[Dataset excerpt]
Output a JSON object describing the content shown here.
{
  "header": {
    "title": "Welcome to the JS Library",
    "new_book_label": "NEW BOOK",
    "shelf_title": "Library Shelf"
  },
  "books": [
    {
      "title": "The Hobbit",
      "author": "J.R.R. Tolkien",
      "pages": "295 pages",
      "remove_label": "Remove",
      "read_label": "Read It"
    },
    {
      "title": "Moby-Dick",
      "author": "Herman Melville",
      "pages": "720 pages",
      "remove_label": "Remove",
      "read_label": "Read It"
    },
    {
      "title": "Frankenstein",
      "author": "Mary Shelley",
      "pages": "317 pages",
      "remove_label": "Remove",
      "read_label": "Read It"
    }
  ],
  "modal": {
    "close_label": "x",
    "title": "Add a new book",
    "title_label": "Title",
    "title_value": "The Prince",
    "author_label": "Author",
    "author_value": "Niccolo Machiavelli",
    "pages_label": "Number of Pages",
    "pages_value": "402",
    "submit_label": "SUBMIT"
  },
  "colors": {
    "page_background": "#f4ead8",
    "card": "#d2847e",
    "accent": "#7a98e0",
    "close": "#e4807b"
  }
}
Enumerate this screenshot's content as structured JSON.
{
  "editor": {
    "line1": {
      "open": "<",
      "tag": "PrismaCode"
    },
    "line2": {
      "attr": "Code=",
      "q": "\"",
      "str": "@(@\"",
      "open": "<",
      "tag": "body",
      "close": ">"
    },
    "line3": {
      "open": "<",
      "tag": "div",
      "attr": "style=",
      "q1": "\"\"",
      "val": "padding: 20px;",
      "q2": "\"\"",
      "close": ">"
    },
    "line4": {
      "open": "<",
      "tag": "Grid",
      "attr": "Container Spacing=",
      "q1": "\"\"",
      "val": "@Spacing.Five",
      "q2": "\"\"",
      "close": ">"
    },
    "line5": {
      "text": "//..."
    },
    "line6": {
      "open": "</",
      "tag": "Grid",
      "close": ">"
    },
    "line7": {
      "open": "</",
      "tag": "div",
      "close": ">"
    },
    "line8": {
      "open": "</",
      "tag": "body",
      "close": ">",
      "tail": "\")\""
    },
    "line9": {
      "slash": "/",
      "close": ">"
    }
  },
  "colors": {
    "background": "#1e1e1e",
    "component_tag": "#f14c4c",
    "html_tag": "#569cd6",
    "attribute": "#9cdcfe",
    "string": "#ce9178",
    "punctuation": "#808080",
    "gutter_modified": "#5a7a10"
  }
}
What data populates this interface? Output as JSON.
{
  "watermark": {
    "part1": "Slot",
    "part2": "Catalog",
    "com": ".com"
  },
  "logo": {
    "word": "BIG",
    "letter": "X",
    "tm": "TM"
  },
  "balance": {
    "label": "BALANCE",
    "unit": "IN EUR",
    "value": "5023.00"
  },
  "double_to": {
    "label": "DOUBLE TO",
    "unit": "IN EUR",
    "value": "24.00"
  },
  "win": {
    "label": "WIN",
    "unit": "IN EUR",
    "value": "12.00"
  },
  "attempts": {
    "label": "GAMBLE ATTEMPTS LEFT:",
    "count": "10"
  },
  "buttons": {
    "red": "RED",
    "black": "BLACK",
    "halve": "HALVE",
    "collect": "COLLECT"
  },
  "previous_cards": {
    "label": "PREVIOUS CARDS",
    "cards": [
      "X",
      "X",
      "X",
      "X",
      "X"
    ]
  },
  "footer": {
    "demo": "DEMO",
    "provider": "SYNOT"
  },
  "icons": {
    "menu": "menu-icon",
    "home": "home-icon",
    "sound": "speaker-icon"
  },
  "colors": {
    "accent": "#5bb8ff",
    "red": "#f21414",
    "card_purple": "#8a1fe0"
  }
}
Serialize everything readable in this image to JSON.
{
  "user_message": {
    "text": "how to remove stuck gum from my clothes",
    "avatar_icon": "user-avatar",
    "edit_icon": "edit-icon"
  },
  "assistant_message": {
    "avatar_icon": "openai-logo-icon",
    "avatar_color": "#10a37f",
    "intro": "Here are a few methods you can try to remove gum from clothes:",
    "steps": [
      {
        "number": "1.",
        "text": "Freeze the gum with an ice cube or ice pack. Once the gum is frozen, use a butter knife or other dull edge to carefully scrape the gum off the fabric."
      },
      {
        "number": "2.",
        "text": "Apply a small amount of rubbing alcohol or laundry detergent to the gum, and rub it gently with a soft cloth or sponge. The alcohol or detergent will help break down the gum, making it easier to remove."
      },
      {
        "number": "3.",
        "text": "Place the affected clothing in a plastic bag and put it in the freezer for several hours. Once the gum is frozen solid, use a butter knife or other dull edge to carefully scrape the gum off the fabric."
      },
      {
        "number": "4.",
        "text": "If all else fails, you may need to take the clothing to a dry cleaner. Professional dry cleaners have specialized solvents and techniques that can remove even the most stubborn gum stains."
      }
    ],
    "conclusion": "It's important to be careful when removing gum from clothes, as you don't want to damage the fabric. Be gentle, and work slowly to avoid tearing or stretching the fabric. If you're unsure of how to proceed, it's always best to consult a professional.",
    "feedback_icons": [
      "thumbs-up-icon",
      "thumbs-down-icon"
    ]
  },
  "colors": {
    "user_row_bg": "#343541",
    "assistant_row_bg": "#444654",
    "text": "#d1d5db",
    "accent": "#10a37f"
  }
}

◆ WHAT TO DO: Pull every line containing the word "clothing" out of the material and copy it.

◆ ANSWER TO THE PROBLEM:
        "text": "Place the affected clothing in a plastic bag and put it in the freezer for several hours. Once the gum is frozen solid, use a butter knife or other dull edge to carefully scrape the gum off the fabric."
        "text": "If all else fails, you may need to take the clothing to a dry cleaner. Professional dry cleaners have specialized solvents and techniques that can remove even the most stubborn gum stains."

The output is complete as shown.